-- BEGIN DATA SUPPLIED --

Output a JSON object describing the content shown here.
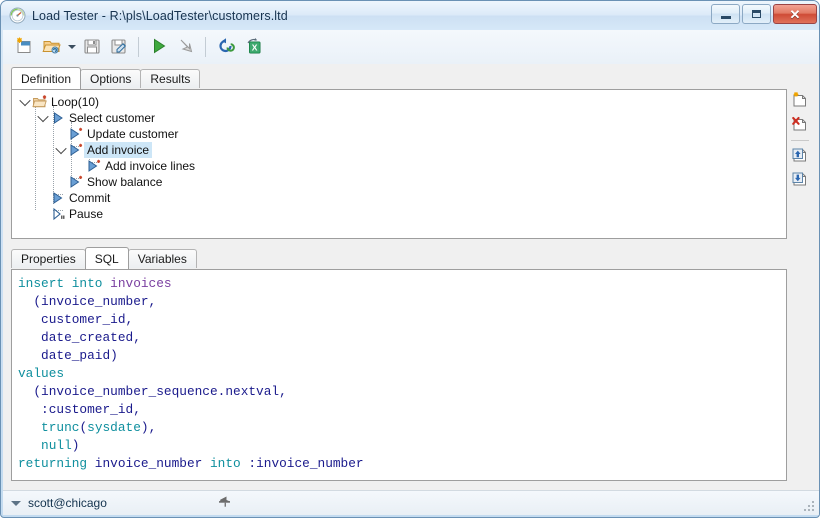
{
  "window": {
    "title": "Load Tester - R:\\pls\\LoadTester\\customers.ltd",
    "icon": "gauge-icon",
    "controls": {
      "minimize": "–",
      "maximize": "□",
      "close": "✕"
    }
  },
  "toolbar": {
    "buttons": [
      {
        "name": "new-file-icon",
        "title": "New"
      },
      {
        "name": "open-file-icon",
        "title": "Open"
      },
      {
        "name": "open-dropdown-caret",
        "title": "Open recent"
      },
      {
        "name": "save-icon",
        "title": "Save"
      },
      {
        "name": "save-as-icon",
        "title": "Save As"
      },
      {
        "name": "run-icon",
        "title": "Run"
      },
      {
        "name": "stop-icon",
        "title": "Stop"
      },
      {
        "name": "refresh-icon",
        "title": "Refresh"
      },
      {
        "name": "export-excel-icon",
        "title": "Export to Excel"
      }
    ]
  },
  "main_tabs": [
    {
      "label": "Definition",
      "active": true
    },
    {
      "label": "Options",
      "active": false
    },
    {
      "label": "Results",
      "active": false
    }
  ],
  "tree": {
    "nodes": [
      {
        "label": "Loop(10)",
        "depth": 0,
        "icon": "folder-star-icon",
        "expander": "expanded",
        "selected": false
      },
      {
        "label": "Select customer",
        "depth": 1,
        "icon": "statement-icon",
        "expander": "expanded",
        "selected": false
      },
      {
        "label": "Update customer",
        "depth": 2,
        "icon": "statement-star-icon",
        "expander": "none",
        "selected": false
      },
      {
        "label": "Add invoice",
        "depth": 2,
        "icon": "statement-star-icon",
        "expander": "expanded",
        "selected": true
      },
      {
        "label": "Add invoice lines",
        "depth": 3,
        "icon": "statement-star-icon",
        "expander": "none",
        "selected": false
      },
      {
        "label": "Show balance",
        "depth": 2,
        "icon": "statement-star-icon",
        "expander": "none",
        "selected": false
      },
      {
        "label": "Commit",
        "depth": 1,
        "icon": "statement-icon",
        "expander": "none",
        "selected": false
      },
      {
        "label": "Pause",
        "depth": 1,
        "icon": "pause-statement-icon",
        "expander": "none",
        "selected": false
      }
    ]
  },
  "tree_side_buttons": [
    {
      "name": "add-node-icon",
      "title": "Add"
    },
    {
      "name": "delete-node-icon",
      "title": "Delete"
    },
    {
      "name": "move-up-icon",
      "title": "Move up"
    },
    {
      "name": "move-down-icon",
      "title": "Move down"
    }
  ],
  "lower_tabs": [
    {
      "label": "Properties",
      "active": false
    },
    {
      "label": "SQL",
      "active": true
    },
    {
      "label": "Variables",
      "active": false
    }
  ],
  "sql_editor": {
    "lines": [
      [
        {
          "t": "insert into ",
          "c": "k"
        },
        {
          "t": "invoices",
          "c": "tbl"
        }
      ],
      [
        {
          "t": "  (invoice_number,",
          "c": "id"
        }
      ],
      [
        {
          "t": "   customer_id,",
          "c": "id"
        }
      ],
      [
        {
          "t": "   date_created,",
          "c": "id"
        }
      ],
      [
        {
          "t": "   date_paid)",
          "c": "id"
        }
      ],
      [
        {
          "t": "values",
          "c": "k"
        }
      ],
      [
        {
          "t": "  (invoice_number_sequence.nextval,",
          "c": "id"
        }
      ],
      [
        {
          "t": "   :customer_id,",
          "c": "id"
        }
      ],
      [
        {
          "t": "   ",
          "c": "id"
        },
        {
          "t": "trunc",
          "c": "k"
        },
        {
          "t": "(",
          "c": "id"
        },
        {
          "t": "sysdate",
          "c": "k"
        },
        {
          "t": "),",
          "c": "id"
        }
      ],
      [
        {
          "t": "   ",
          "c": "id"
        },
        {
          "t": "null",
          "c": "k"
        },
        {
          "t": ")",
          "c": "id"
        }
      ],
      [
        {
          "t": "returning ",
          "c": "k"
        },
        {
          "t": "invoice_number ",
          "c": "id"
        },
        {
          "t": "into ",
          "c": "k"
        },
        {
          "t": ":invoice_number",
          "c": "id"
        }
      ]
    ],
    "plain_text": "insert into invoices\n  (invoice_number,\n   customer_id,\n   date_created,\n   date_paid)\nvalues\n  (invoice_number_sequence.nextval,\n   :customer_id,\n   trunc(sysdate),\n   null)\nreturning invoice_number into :invoice_number"
  },
  "status_bar": {
    "connection": "scott@chicago",
    "dropdown_icon": "chevron-down-icon",
    "pin_icon": "pin-icon"
  },
  "colors": {
    "keyword": "#0f8f9e",
    "identifier": "#1a1a8c",
    "table": "#7a3fa0",
    "selection": "#cde6f7",
    "window_border": "#6a91b4",
    "close_button": "#cf4b36"
  }
}
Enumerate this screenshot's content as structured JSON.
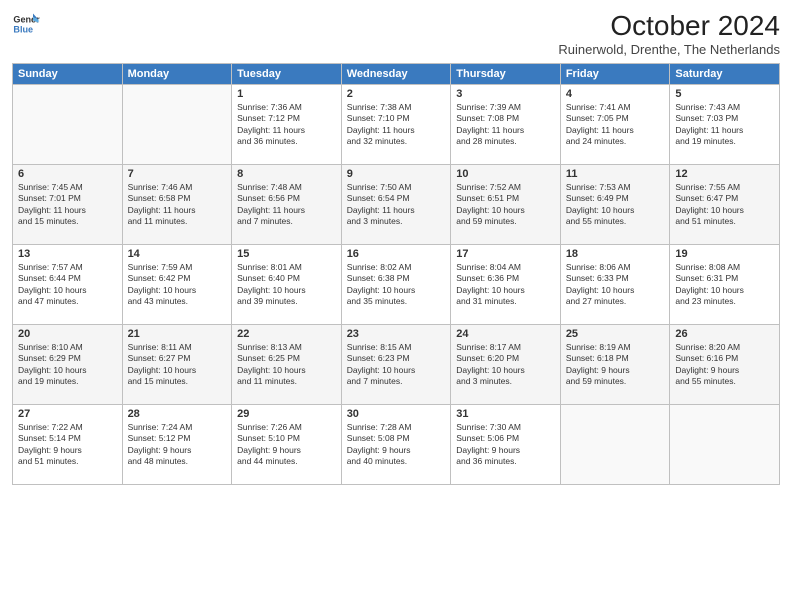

-- END DATA SUPPLIED --

TASK DIRECTIONS: Repeat the records above exactly, leaving out any pictures they contain.

FULL OUTPUT:
Output a JSON object describing the content shown here.
{
  "window": {
    "title": "Load Tester - R:\\pls\\LoadTester\\customers.ltd",
    "icon": "gauge-icon",
    "controls": {
      "minimize": "–",
      "maximize": "□",
      "close": "✕"
    }
  },
  "toolbar": {
    "buttons": [
      {
        "name": "new-file-icon",
        "title": "New"
      },
      {
        "name": "open-file-icon",
        "title": "Open"
      },
      {
        "name": "open-dropdown-caret",
        "title": "Open recent"
      },
      {
        "name": "save-icon",
        "title": "Save"
      },
      {
        "name": "save-as-icon",
        "title": "Save As"
      },
      {
        "name": "run-icon",
        "title": "Run"
      },
      {
        "name": "stop-icon",
        "title": "Stop"
      },
      {
        "name": "refresh-icon",
        "title": "Refresh"
      },
      {
        "name": "export-excel-icon",
        "title": "Export to Excel"
      }
    ]
  },
  "main_tabs": [
    {
      "label": "Definition",
      "active": true
    },
    {
      "label": "Options",
      "active": false
    },
    {
      "label": "Results",
      "active": false
    }
  ],
  "tree": {
    "nodes": [
      {
        "label": "Loop(10)",
        "depth": 0,
        "icon": "folder-star-icon",
        "expander": "expanded",
        "selected": false
      },
      {
        "label": "Select customer",
        "depth": 1,
        "icon": "statement-icon",
        "expander": "expanded",
        "selected": false
      },
      {
        "label": "Update customer",
        "depth": 2,
        "icon": "statement-star-icon",
        "expander": "none",
        "selected": false
      },
      {
        "label": "Add invoice",
        "depth": 2,
        "icon": "statement-star-icon",
        "expander": "expanded",
        "selected": true
      },
      {
        "label": "Add invoice lines",
        "depth": 3,
        "icon": "statement-star-icon",
        "expander": "none",
        "selected": false
      },
      {
        "label": "Show balance",
        "depth": 2,
        "icon": "statement-star-icon",
        "expander": "none",
        "selected": false
      },
      {
        "label": "Commit",
        "depth": 1,
        "icon": "statement-icon",
        "expander": "none",
        "selected": false
      },
      {
        "label": "Pause",
        "depth": 1,
        "icon": "pause-statement-icon",
        "expander": "none",
        "selected": false
      }
    ]
  },
  "tree_side_buttons": [
    {
      "name": "add-node-icon",
      "title": "Add"
    },
    {
      "name": "delete-node-icon",
      "title": "Delete"
    },
    {
      "name": "move-up-icon",
      "title": "Move up"
    },
    {
      "name": "move-down-icon",
      "title": "Move down"
    }
  ],
  "lower_tabs": [
    {
      "label": "Properties",
      "active": false
    },
    {
      "label": "SQL",
      "active": true
    },
    {
      "label": "Variables",
      "active": false
    }
  ],
  "sql_editor": {
    "lines": [
      [
        {
          "t": "insert into ",
          "c": "k"
        },
        {
          "t": "invoices",
          "c": "tbl"
        }
      ],
      [
        {
          "t": "  (invoice_number,",
          "c": "id"
        }
      ],
      [
        {
          "t": "   customer_id,",
          "c": "id"
        }
      ],
      [
        {
          "t": "   date_created,",
          "c": "id"
        }
      ],
      [
        {
          "t": "   date_paid)",
          "c": "id"
        }
      ],
      [
        {
          "t": "values",
          "c": "k"
        }
      ],
      [
        {
          "t": "  (invoice_number_sequence.nextval,",
          "c": "id"
        }
      ],
      [
        {
          "t": "   :customer_id,",
          "c": "id"
        }
      ],
      [
        {
          "t": "   ",
          "c": "id"
        },
        {
          "t": "trunc",
          "c": "k"
        },
        {
          "t": "(",
          "c": "id"
        },
        {
          "t": "sysdate",
          "c": "k"
        },
        {
          "t": "),",
          "c": "id"
        }
      ],
      [
        {
          "t": "   ",
          "c": "id"
        },
        {
          "t": "null",
          "c": "k"
        },
        {
          "t": ")",
          "c": "id"
        }
      ],
      [
        {
          "t": "returning ",
          "c": "k"
        },
        {
          "t": "invoice_number ",
          "c": "id"
        },
        {
          "t": "into ",
          "c": "k"
        },
        {
          "t": ":invoice_number",
          "c": "id"
        }
      ]
    ],
    "plain_text": "insert into invoices\n  (invoice_number,\n   customer_id,\n   date_created,\n   date_paid)\nvalues\n  (invoice_number_sequence.nextval,\n   :customer_id,\n   trunc(sysdate),\n   null)\nreturning invoice_number into :invoice_number"
  },
  "status_bar": {
    "connection": "scott@chicago",
    "dropdown_icon": "chevron-down-icon",
    "pin_icon": "pin-icon"
  },
  "colors": {
    "keyword": "#0f8f9e",
    "identifier": "#1a1a8c",
    "table": "#7a3fa0",
    "selection": "#cde6f7",
    "window_border": "#6a91b4",
    "close_button": "#cf4b36"
  }
}
Enumerate this screenshot's content as structured JSON.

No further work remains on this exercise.